-- START OF Information provided --
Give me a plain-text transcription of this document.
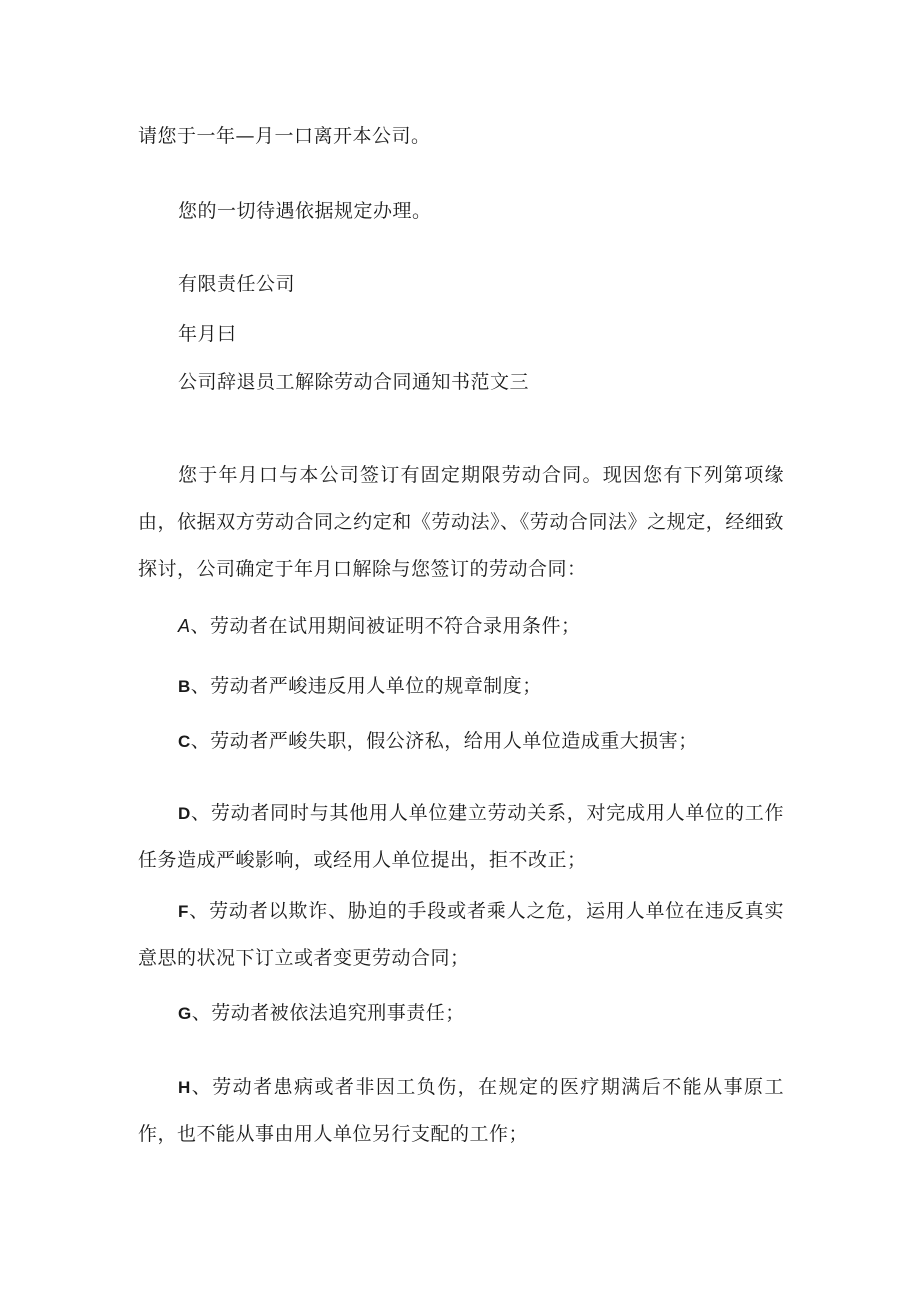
请您于一年—月一口离开本公司。
您的一切待遇依据规定办理。
有限责任公司
年月曰
公司辞退员工解除劳动合同通知书范文三

您于年月口与本公司签订有固定期限劳动合同。现因您有下列第项缘由，依据双方劳动合同之约定和《劳动法》、《劳动合同法》之规定，经细致探讨，公司确定于年月口解除与您签订的劳动合同：

A、劳动者在试用期间被证明不符合录用条件；

B、劳动者严峻违反用人单位的规章制度；

C、劳动者严峻失职，假公济私，给用人单位造成重大损害；

D、劳动者同时与其他用人单位建立劳动关系，对完成用人单位的工作任务造成严峻影响，或经用人单位提出，拒不改正；

F、劳动者以欺诈、胁迫的手段或者乘人之危，运用人单位在违反真实意思的状况下订立或者变更劳动合同；

G、劳动者被依法追究刑事责任；

H、劳动者患病或者非因工负伤，在规定的医疗期满后不能从事原工作，也不能从事由用人单位另行支配的工作；
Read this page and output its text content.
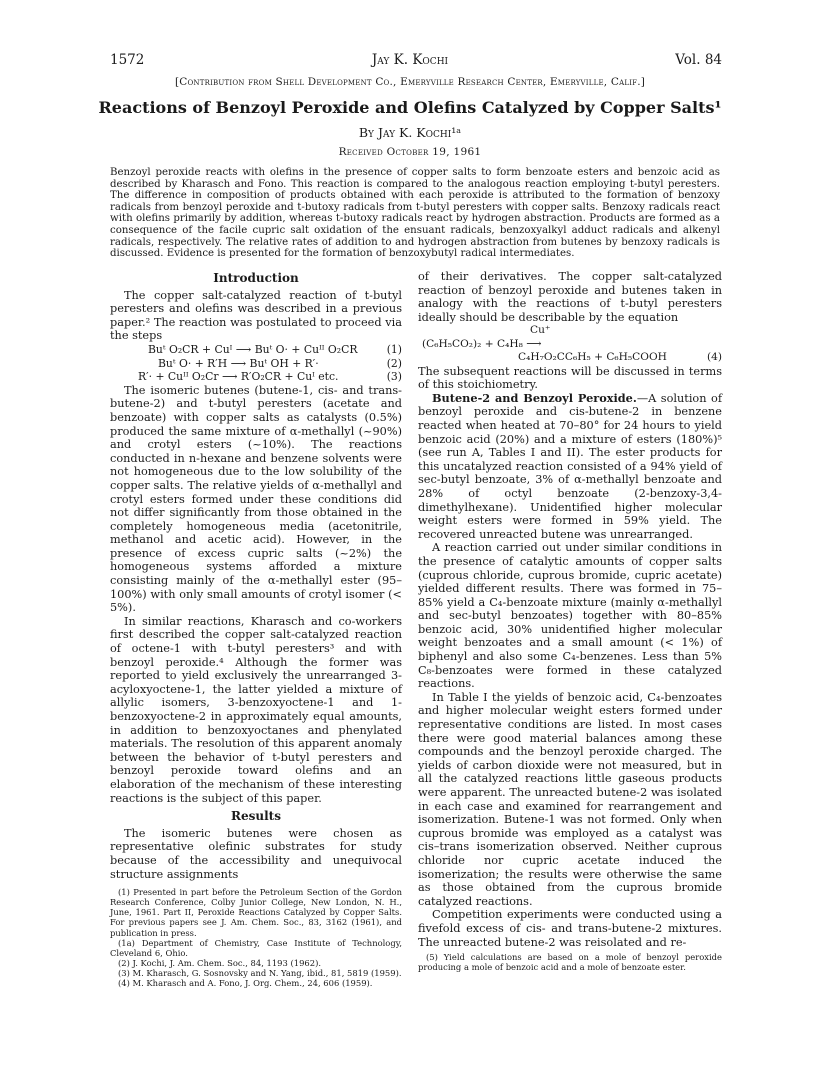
1572	Jay K. Kochi	Vol. 84
[Contribution from Shell Development Co., Emeryville Research Center, Emeryville, Calif.]
Reactions of Benzoyl Peroxide and Olefins Catalyzed by Copper Salts¹
By Jay K. Kochi¹ᵃ
Received October 19, 1961
Benzoyl peroxide reacts with olefins in the presence of copper salts to form benzoate esters and benzoic acid as described by Kharasch and Fono. This reaction is compared to the analogous reaction employing t-butyl peresters. The difference in composition of products obtained with each peroxide is attributed to the formation of benzoxy radicals from benzoyl peroxide and t-butoxy radicals from t-butyl peresters with copper salts. Benzoxy radicals react with olefins primarily by addition, whereas t-butoxy radicals react by hydrogen abstraction. Products are formed as a consequence of the facile cupric salt oxidation of the ensuant radicals, benzoxyalkyl adduct radicals and alkenyl radicals, respectively. The relative rates of addition to and hydrogen abstraction from butenes by benzoxy radicals is discussed. Evidence is presented for the formation of benzoxybutyl radical intermediates.
Introduction

The copper salt-catalyzed reaction of t-butyl peresters and olefins was described in a previous paper.² The reaction was postulated to proceed via the steps

Buᵗ O₂CR + Cuᴵ ⟶ Buᵗ O· + Cuᴵᴵ O₂CR	(1)
Buᵗ O· + R′H ⟶ Buᵗ OH + R′·	(2)
R′· + Cuᴵᴵ O₂Cr ⟶ R′O₂CR + Cuᴵ etc.	(3)

The isomeric butenes (butene-1, cis- and trans-butene-2) and t-butyl peresters (acetate and benzoate) with copper salts as catalysts (0.5%) produced the same mixture of α-methallyl (~90%) and crotyl esters (~10%). The reactions conducted in n-hexane and benzene solvents were not homogeneous due to the low solubility of the copper salts. The relative yields of α-methallyl and crotyl esters formed under these conditions did not differ significantly from those obtained in the completely homogeneous media (acetonitrile, methanol and acetic acid). However, in the presence of excess cupric salts (~2%) the homogeneous systems afforded a mixture consisting mainly of the α-methallyl ester (95–100%) with only small amounts of crotyl isomer (< 5%).

In similar reactions, Kharasch and co-workers first described the copper salt-catalyzed reaction of octene-1 with t-butyl peresters³ and with benzoyl peroxide.⁴ Although the former was reported to yield exclusively the unrearranged 3-acyloxyoctene-1, the latter yielded a mixture of allylic isomers, 3-benzoxyoctene-1 and 1-benzoxyoctene-2 in approximately equal amounts, in addition to benzoxyoctanes and phenylated materials. The resolution of this apparent anomaly between the behavior of t-butyl peresters and benzoyl peroxide toward olefins and an elaboration of the mechanism of these interesting reactions is the subject of this paper.

Results

The isomeric butenes were chosen as representative olefinic substrates for study because of the accessibility and unequivocal structure assignments

(1) Presented in part before the Petroleum Section of the Gordon Research Conference, Colby Junior College, New London, N. H., June, 1961. Part II, Peroxide Reactions Catalyzed by Copper Salts. For previous papers see J. Am. Chem. Soc., 83, 3162 (1961), and publication in press.
(1a) Department of Chemistry, Case Institute of Technology, Cleveland 6, Ohio.
(2) J. Kochi, J. Am. Chem. Soc., 84, 1193 (1962).
(3) M. Kharasch, G. Sosnovsky and N. Yang, ibid., 81, 5819 (1959).
(4) M. Kharasch and A. Fono, J. Org. Chem., 24, 606 (1959).

of their derivatives. The copper salt-catalyzed reaction of benzoyl peroxide and butenes taken in analogy with the reactions of t-butyl peresters ideally should be describable by the equation

Cu⁺
(C₆H₅CO₂)₂ + C₄H₈ ⟶
C₄H₇O₂CC₆H₅ + C₆H₅COOH	(4)

The subsequent reactions will be discussed in terms of this stoichiometry.

Butene-2 and Benzoyl Peroxide.—A solution of benzoyl peroxide and cis-butene-2 in benzene reacted when heated at 70–80° for 24 hours to yield benzoic acid (20%) and a mixture of esters (180%)⁵ (see run A, Tables I and II). The ester products for this uncatalyzed reaction consisted of a 94% yield of sec-butyl benzoate, 3% of α-methallyl benzoate and 28% of octyl benzoate (2-benzoxy-3,4-dimethylhexane). Unidentified higher molecular weight esters were formed in 59% yield. The recovered unreacted butene was unrearranged.

A reaction carried out under similar conditions in the presence of catalytic amounts of copper salts (cuprous chloride, cuprous bromide, cupric acetate) yielded different results. There was formed in 75–85% yield a C₄-benzoate mixture (mainly α-methallyl and sec-butyl benzoates) together with 80–85% benzoic acid, 30% unidentified higher molecular weight benzoates and a small amount (< 1%) of biphenyl and also some C₄-benzenes. Less than 5% C₈-benzoates were formed in these catalyzed reactions.

In Table I the yields of benzoic acid, C₄-benzoates and higher molecular weight esters formed under representative conditions are listed. In most cases there were good material balances among these compounds and the benzoyl peroxide charged. The yields of carbon dioxide were not measured, but in all the catalyzed reactions little gaseous products were apparent. The unreacted butene-2 was isolated in each case and examined for rearrangement and isomerization. Butene-1 was not formed. Only when cuprous bromide was employed as a catalyst was cis–trans isomerization observed. Neither cuprous chloride nor cupric acetate induced the isomerization; the results were otherwise the same as those obtained from the cuprous bromide catalyzed reactions.

Competition experiments were conducted using a fivefold excess of cis- and trans-butene-2 mixtures. The unreacted butene-2 was reisolated and re-

(5) Yield calculations are based on a mole of benzoyl peroxide producing a mole of benzoic acid and a mole of benzoate ester.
-- END OF Information provided --
§ **What you need to do**: Print out the lines exactly, skipping any picture.

§ **Result for this task**:
Give me a plain-text transcription of this document.
请您于一年—月一口离开本公司。
您的一切待遇依据规定办理。
有限责任公司
年月曰
公司辞退员工解除劳动合同通知书范文三

您于年月口与本公司签订有固定期限劳动合同。现因您有下列第项缘由，依据双方劳动合同之约定和《劳动法》、《劳动合同法》之规定，经细致探讨，公司确定于年月口解除与您签订的劳动合同：

A、劳动者在试用期间被证明不符合录用条件；

B、劳动者严峻违反用人单位的规章制度；

C、劳动者严峻失职，假公济私，给用人单位造成重大损害；

D、劳动者同时与其他用人单位建立劳动关系，对完成用人单位的工作任务造成严峻影响，或经用人单位提出，拒不改正；

F、劳动者以欺诈、胁迫的手段或者乘人之危，运用人单位在违反真实意思的状况下订立或者变更劳动合同；

G、劳动者被依法追究刑事责任；

H、劳动者患病或者非因工负伤，在规定的医疗期满后不能从事原工作，也不能从事由用人单位另行支配的工作；
Read this page and output its text content.
1572	Jay K. Kochi	Vol. 84
[Contribution from Shell Development Co., Emeryville Research Center, Emeryville, Calif.]
Reactions of Benzoyl Peroxide and Olefins Catalyzed by Copper Salts¹
By Jay K. Kochi¹ᵃ
Received October 19, 1961
Benzoyl peroxide reacts with olefins in the presence of copper salts to form benzoate esters and benzoic acid as described by Kharasch and Fono. This reaction is compared to the analogous reaction employing t-butyl peresters. The difference in composition of products obtained with each peroxide is attributed to the formation of benzoxy radicals from benzoyl peroxide and t-butoxy radicals from t-butyl peresters with copper salts. Benzoxy radicals react with olefins primarily by addition, whereas t-butoxy radicals react by hydrogen abstraction. Products are formed as a consequence of the facile cupric salt oxidation of the ensuant radicals, benzoxyalkyl adduct radicals and alkenyl radicals, respectively. The relative rates of addition to and hydrogen abstraction from butenes by benzoxy radicals is discussed. Evidence is presented for the formation of benzoxybutyl radical intermediates.
Introduction

The copper salt-catalyzed reaction of t-butyl peresters and olefins was described in a previous paper.² The reaction was postulated to proceed via the steps

Buᵗ O₂CR + Cuᴵ ⟶ Buᵗ O· + Cuᴵᴵ O₂CR	(1)
Buᵗ O· + R′H ⟶ Buᵗ OH + R′·	(2)
R′· + Cuᴵᴵ O₂Cr ⟶ R′O₂CR + Cuᴵ etc.	(3)

The isomeric butenes (butene-1, cis- and trans-butene-2) and t-butyl peresters (acetate and benzoate) with copper salts as catalysts (0.5%) produced the same mixture of α-methallyl (~90%) and crotyl esters (~10%). The reactions conducted in n-hexane and benzene solvents were not homogeneous due to the low solubility of the copper salts. The relative yields of α-methallyl and crotyl esters formed under these conditions did not differ significantly from those obtained in the completely homogeneous media (acetonitrile, methanol and acetic acid). However, in the presence of excess cupric salts (~2%) the homogeneous systems afforded a mixture consisting mainly of the α-methallyl ester (95–100%) with only small amounts of crotyl isomer (< 5%).

In similar reactions, Kharasch and co-workers first described the copper salt-catalyzed reaction of octene-1 with t-butyl peresters³ and with benzoyl peroxide.⁴ Although the former was reported to yield exclusively the unrearranged 3-acyloxyoctene-1, the latter yielded a mixture of allylic isomers, 3-benzoxyoctene-1 and 1-benzoxyoctene-2 in approximately equal amounts, in addition to benzoxyoctanes and phenylated materials. The resolution of this apparent anomaly between the behavior of t-butyl peresters and benzoyl peroxide toward olefins and an elaboration of the mechanism of these interesting reactions is the subject of this paper.

Results

The isomeric butenes were chosen as representative olefinic substrates for study because of the accessibility and unequivocal structure assignments

(1) Presented in part before the Petroleum Section of the Gordon Research Conference, Colby Junior College, New London, N. H., June, 1961. Part II, Peroxide Reactions Catalyzed by Copper Salts. For previous papers see J. Am. Chem. Soc., 83, 3162 (1961), and publication in press.
(1a) Department of Chemistry, Case Institute of Technology, Cleveland 6, Ohio.
(2) J. Kochi, J. Am. Chem. Soc., 84, 1193 (1962).
(3) M. Kharasch, G. Sosnovsky and N. Yang, ibid., 81, 5819 (1959).
(4) M. Kharasch and A. Fono, J. Org. Chem., 24, 606 (1959).

of their derivatives. The copper salt-catalyzed reaction of benzoyl peroxide and butenes taken in analogy with the reactions of t-butyl peresters ideally should be describable by the equation

Cu⁺
(C₆H₅CO₂)₂ + C₄H₈ ⟶
C₄H₇O₂CC₆H₅ + C₆H₅COOH	(4)

The subsequent reactions will be discussed in terms of this stoichiometry.

Butene-2 and Benzoyl Peroxide.—A solution of benzoyl peroxide and cis-butene-2 in benzene reacted when heated at 70–80° for 24 hours to yield benzoic acid (20%) and a mixture of esters (180%)⁵ (see run A, Tables I and II). The ester products for this uncatalyzed reaction consisted of a 94% yield of sec-butyl benzoate, 3% of α-methallyl benzoate and 28% of octyl benzoate (2-benzoxy-3,4-dimethylhexane). Unidentified higher molecular weight esters were formed in 59% yield. The recovered unreacted butene was unrearranged.

A reaction carried out under similar conditions in the presence of catalytic amounts of copper salts (cuprous chloride, cuprous bromide, cupric acetate) yielded different results. There was formed in 75–85% yield a C₄-benzoate mixture (mainly α-methallyl and sec-butyl benzoates) together with 80–85% benzoic acid, 30% unidentified higher molecular weight benzoates and a small amount (< 1%) of biphenyl and also some C₄-benzenes. Less than 5% C₈-benzoates were formed in these catalyzed reactions.

In Table I the yields of benzoic acid, C₄-benzoates and higher molecular weight esters formed under representative conditions are listed. In most cases there were good material balances among these compounds and the benzoyl peroxide charged. The yields of carbon dioxide were not measured, but in all the catalyzed reactions little gaseous products were apparent. The unreacted butene-2 was isolated in each case and examined for rearrangement and isomerization. Butene-1 was not formed. Only when cuprous bromide was employed as a catalyst was cis–trans isomerization observed. Neither cuprous chloride nor cupric acetate induced the isomerization; the results were otherwise the same as those obtained from the cuprous bromide catalyzed reactions.

Competition experiments were conducted using a fivefold excess of cis- and trans-butene-2 mixtures. The unreacted butene-2 was reisolated and re-

(5) Yield calculations are based on a mole of benzoyl peroxide producing a mole of benzoic acid and a mole of benzoate ester.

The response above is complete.